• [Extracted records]
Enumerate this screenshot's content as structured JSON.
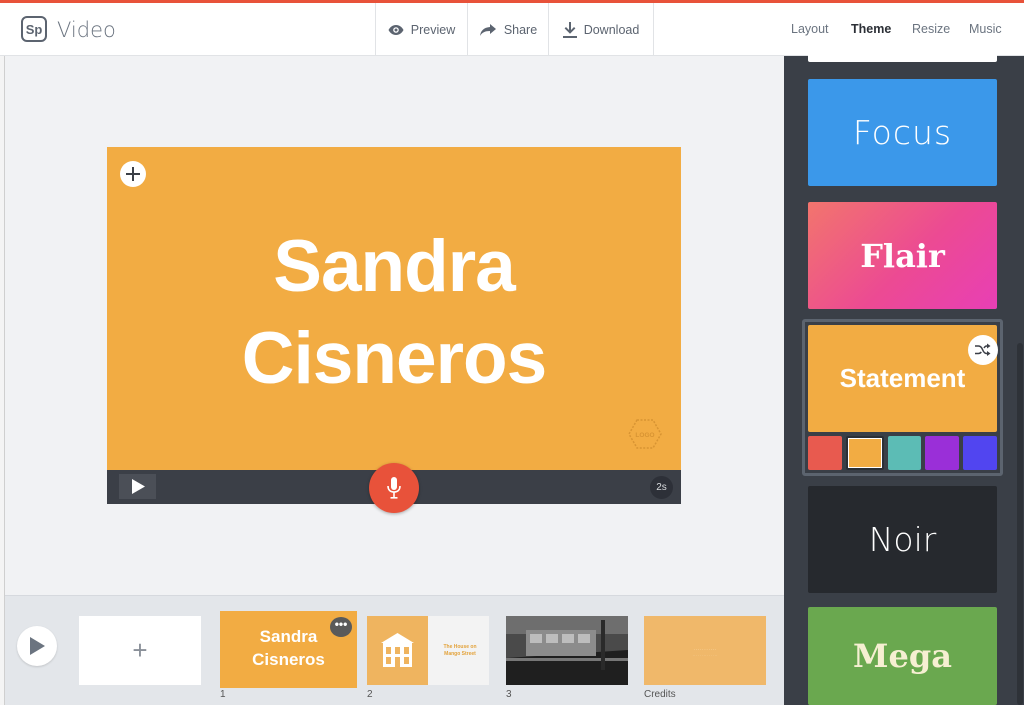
{
  "app": {
    "logo": "Sp",
    "title": "Video"
  },
  "header": {
    "preview": "Preview",
    "share": "Share",
    "download": "Download",
    "tabs": [
      "Layout",
      "Theme",
      "Resize",
      "Music"
    ],
    "active_tab": "Theme"
  },
  "slide": {
    "title_line1": "Sandra",
    "title_line2": "Cisneros",
    "logo_badge": "LOGO",
    "duration": "2s"
  },
  "timeline": {
    "add_label": "+",
    "more": "•••",
    "thumbs": [
      {
        "num": "1",
        "title_line1": "Sandra",
        "title_line2": "Cisneros"
      },
      {
        "num": "2",
        "title": "The House on Mango Street"
      },
      {
        "num": "3"
      },
      {
        "num": "Credits"
      }
    ]
  },
  "themes": {
    "items": [
      "Focus",
      "Flair",
      "Statement",
      "Noir",
      "Mega"
    ],
    "selected": "Statement",
    "swatches": [
      "#e85a4f",
      "#f2ac43",
      "#5cbcb5",
      "#9a2fd8",
      "#5145f0"
    ],
    "selected_swatch": 1
  },
  "colors": {
    "accent": "#e8523a",
    "slide_bg": "#f2ac43",
    "sidebar_bg": "#3a3f47"
  },
  "icons": {
    "preview": "eye-icon",
    "share": "share-arrow-icon",
    "download": "download-icon",
    "add": "plus-icon",
    "play": "play-icon",
    "record": "microphone-icon",
    "shuffle": "shuffle-icon"
  }
}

• [REQUEST]
Copy out all of the data word for word. Do not carry over any picture.

• [REPLY]
Enumerate this screenshot's content as structured JSON.
{
  "app": {
    "logo": "Sp",
    "title": "Video"
  },
  "header": {
    "preview": "Preview",
    "share": "Share",
    "download": "Download",
    "tabs": [
      "Layout",
      "Theme",
      "Resize",
      "Music"
    ],
    "active_tab": "Theme"
  },
  "slide": {
    "title_line1": "Sandra",
    "title_line2": "Cisneros",
    "logo_badge": "LOGO",
    "duration": "2s"
  },
  "timeline": {
    "add_label": "+",
    "more": "•••",
    "thumbs": [
      {
        "num": "1",
        "title_line1": "Sandra",
        "title_line2": "Cisneros"
      },
      {
        "num": "2",
        "title": "The House on Mango Street"
      },
      {
        "num": "3"
      },
      {
        "num": "Credits"
      }
    ]
  },
  "themes": {
    "items": [
      "Focus",
      "Flair",
      "Statement",
      "Noir",
      "Mega"
    ],
    "selected": "Statement",
    "swatches": [
      "#e85a4f",
      "#f2ac43",
      "#5cbcb5",
      "#9a2fd8",
      "#5145f0"
    ],
    "selected_swatch": 1
  },
  "colors": {
    "accent": "#e8523a",
    "slide_bg": "#f2ac43",
    "sidebar_bg": "#3a3f47"
  },
  "icons": {
    "preview": "eye-icon",
    "share": "share-arrow-icon",
    "download": "download-icon",
    "add": "plus-icon",
    "play": "play-icon",
    "record": "microphone-icon",
    "shuffle": "shuffle-icon"
  }
}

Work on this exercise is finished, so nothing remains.